WHAT YOU ARE ASKED TO DO
Do not include the pictures; repeat the rest of the data exactly.

A block of data

* * * *

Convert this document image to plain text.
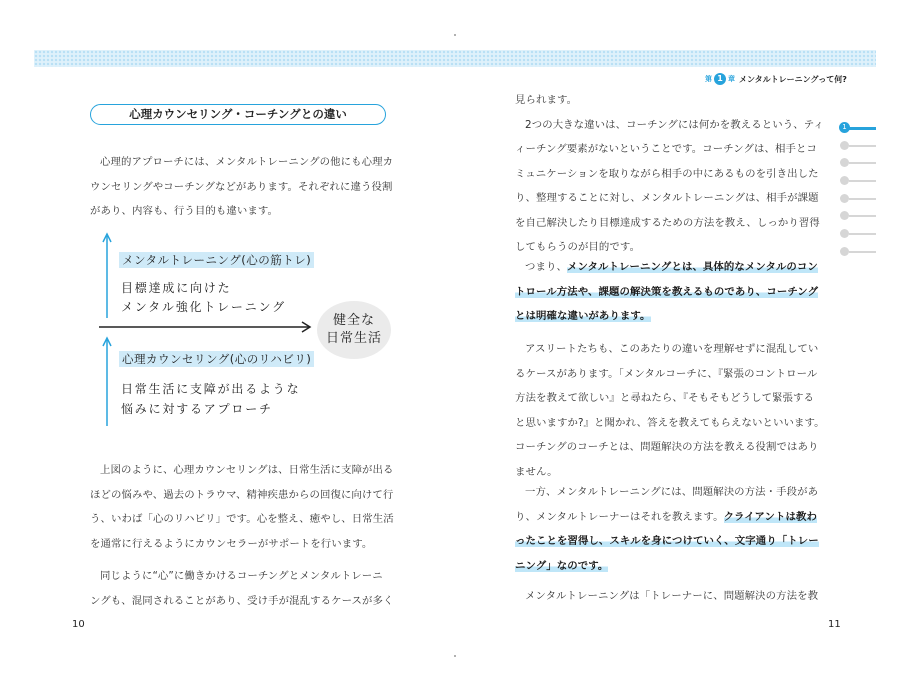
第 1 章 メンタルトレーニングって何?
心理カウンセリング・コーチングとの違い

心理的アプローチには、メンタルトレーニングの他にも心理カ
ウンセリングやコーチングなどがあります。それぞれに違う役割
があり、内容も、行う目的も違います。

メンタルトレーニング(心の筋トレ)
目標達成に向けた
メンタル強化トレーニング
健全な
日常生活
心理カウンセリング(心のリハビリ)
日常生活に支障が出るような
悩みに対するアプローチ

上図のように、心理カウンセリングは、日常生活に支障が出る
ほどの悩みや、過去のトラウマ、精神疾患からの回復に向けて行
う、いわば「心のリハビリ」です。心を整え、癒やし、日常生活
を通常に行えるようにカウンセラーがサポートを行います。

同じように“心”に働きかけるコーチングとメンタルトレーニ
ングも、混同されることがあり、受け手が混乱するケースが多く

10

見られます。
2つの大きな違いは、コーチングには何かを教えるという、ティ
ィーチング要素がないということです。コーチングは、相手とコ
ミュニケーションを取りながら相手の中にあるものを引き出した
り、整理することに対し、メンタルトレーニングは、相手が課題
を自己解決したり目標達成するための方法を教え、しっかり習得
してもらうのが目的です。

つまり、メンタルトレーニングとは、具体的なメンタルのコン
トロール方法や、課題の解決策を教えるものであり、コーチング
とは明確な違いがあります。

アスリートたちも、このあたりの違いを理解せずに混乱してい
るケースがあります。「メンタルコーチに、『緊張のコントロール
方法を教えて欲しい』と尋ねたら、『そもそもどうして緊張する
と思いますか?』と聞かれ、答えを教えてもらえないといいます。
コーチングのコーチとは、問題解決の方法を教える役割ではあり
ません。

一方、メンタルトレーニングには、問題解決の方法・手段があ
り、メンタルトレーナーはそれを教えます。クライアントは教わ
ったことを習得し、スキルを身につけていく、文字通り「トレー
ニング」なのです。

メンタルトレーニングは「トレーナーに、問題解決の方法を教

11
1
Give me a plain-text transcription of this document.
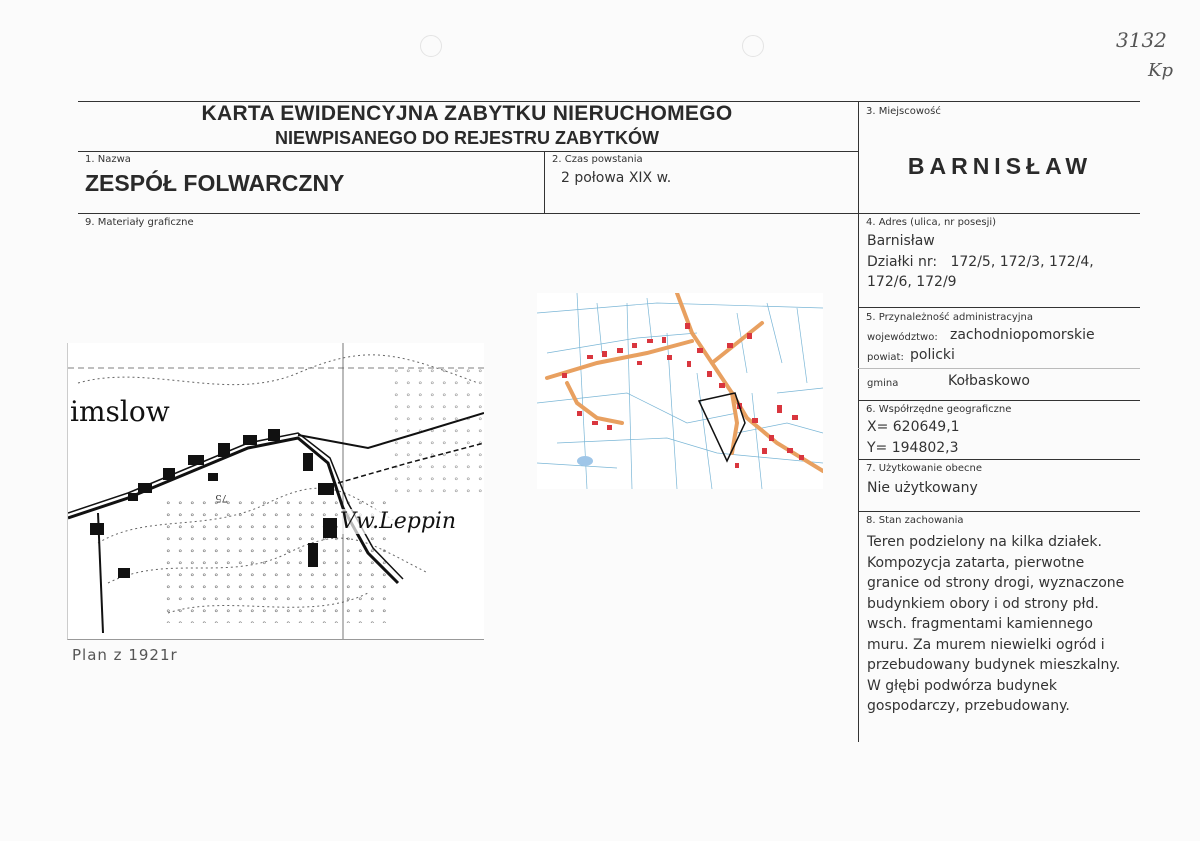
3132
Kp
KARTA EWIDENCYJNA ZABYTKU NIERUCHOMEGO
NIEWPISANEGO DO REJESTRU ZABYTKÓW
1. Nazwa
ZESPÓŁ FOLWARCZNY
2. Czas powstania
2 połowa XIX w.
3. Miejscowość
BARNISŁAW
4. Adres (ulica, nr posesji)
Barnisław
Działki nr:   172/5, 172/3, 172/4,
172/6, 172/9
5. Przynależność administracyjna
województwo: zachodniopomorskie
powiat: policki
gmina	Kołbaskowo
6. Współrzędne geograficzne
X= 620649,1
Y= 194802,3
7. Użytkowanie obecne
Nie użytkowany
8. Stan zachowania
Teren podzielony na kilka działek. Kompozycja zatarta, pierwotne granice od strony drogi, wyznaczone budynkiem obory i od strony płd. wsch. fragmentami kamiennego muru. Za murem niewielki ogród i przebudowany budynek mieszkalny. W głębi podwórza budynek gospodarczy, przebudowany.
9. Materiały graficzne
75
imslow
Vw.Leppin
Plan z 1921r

* * * *

WORKED SOLUTION
Convert this document image to plain text.
第 1 章 メンタルトレーニングって何?
心理カウンセリング・コーチングとの違い

心理的アプローチには、メンタルトレーニングの他にも心理カ
ウンセリングやコーチングなどがあります。それぞれに違う役割
があり、内容も、行う目的も違います。

メンタルトレーニング(心の筋トレ)
目標達成に向けた
メンタル強化トレーニング
健全な
日常生活
心理カウンセリング(心のリハビリ)
日常生活に支障が出るような
悩みに対するアプローチ

上図のように、心理カウンセリングは、日常生活に支障が出る
ほどの悩みや、過去のトラウマ、精神疾患からの回復に向けて行
う、いわば「心のリハビリ」です。心を整え、癒やし、日常生活
を通常に行えるようにカウンセラーがサポートを行います。

同じように“心”に働きかけるコーチングとメンタルトレーニ
ングも、混同されることがあり、受け手が混乱するケースが多く

10

見られます。
2つの大きな違いは、コーチングには何かを教えるという、ティ
ィーチング要素がないということです。コーチングは、相手とコ
ミュニケーションを取りながら相手の中にあるものを引き出した
り、整理することに対し、メンタルトレーニングは、相手が課題
を自己解決したり目標達成するための方法を教え、しっかり習得
してもらうのが目的です。

つまり、メンタルトレーニングとは、具体的なメンタルのコン
トロール方法や、課題の解決策を教えるものであり、コーチング
とは明確な違いがあります。

アスリートたちも、このあたりの違いを理解せずに混乱してい
るケースがあります。「メンタルコーチに、『緊張のコントロール
方法を教えて欲しい』と尋ねたら、『そもそもどうして緊張する
と思いますか?』と聞かれ、答えを教えてもらえないといいます。
コーチングのコーチとは、問題解決の方法を教える役割ではあり
ません。

一方、メンタルトレーニングには、問題解決の方法・手段があ
り、メンタルトレーナーはそれを教えます。クライアントは教わ
ったことを習得し、スキルを身につけていく、文字通り「トレー
ニング」なのです。

メンタルトレーニングは「トレーナーに、問題解決の方法を教

11
1
Give me a plain-text transcription of this document.
3132
Kp
KARTA EWIDENCYJNA ZABYTKU NIERUCHOMEGO
NIEWPISANEGO DO REJESTRU ZABYTKÓW
1. Nazwa
ZESPÓŁ FOLWARCZNY
2. Czas powstania
2 połowa XIX w.
3. Miejscowość
BARNISŁAW
4. Adres (ulica, nr posesji)
Barnisław
Działki nr:   172/5, 172/3, 172/4,
172/6, 172/9
5. Przynależność administracyjna
województwo: zachodniopomorskie
powiat: policki
gmina	Kołbaskowo
6. Współrzędne geograficzne
X= 620649,1
Y= 194802,3
7. Użytkowanie obecne
Nie użytkowany
8. Stan zachowania
Teren podzielony na kilka działek. Kompozycja zatarta, pierwotne granice od strony drogi, wyznaczone budynkiem obory i od strony płd. wsch. fragmentami kamiennego muru. Za murem niewielki ogród i przebudowany budynek mieszkalny. W głębi podwórza budynek gospodarczy, przebudowany.
9. Materiały graficzne
75
imslow
Vw.Leppin
Plan z 1921r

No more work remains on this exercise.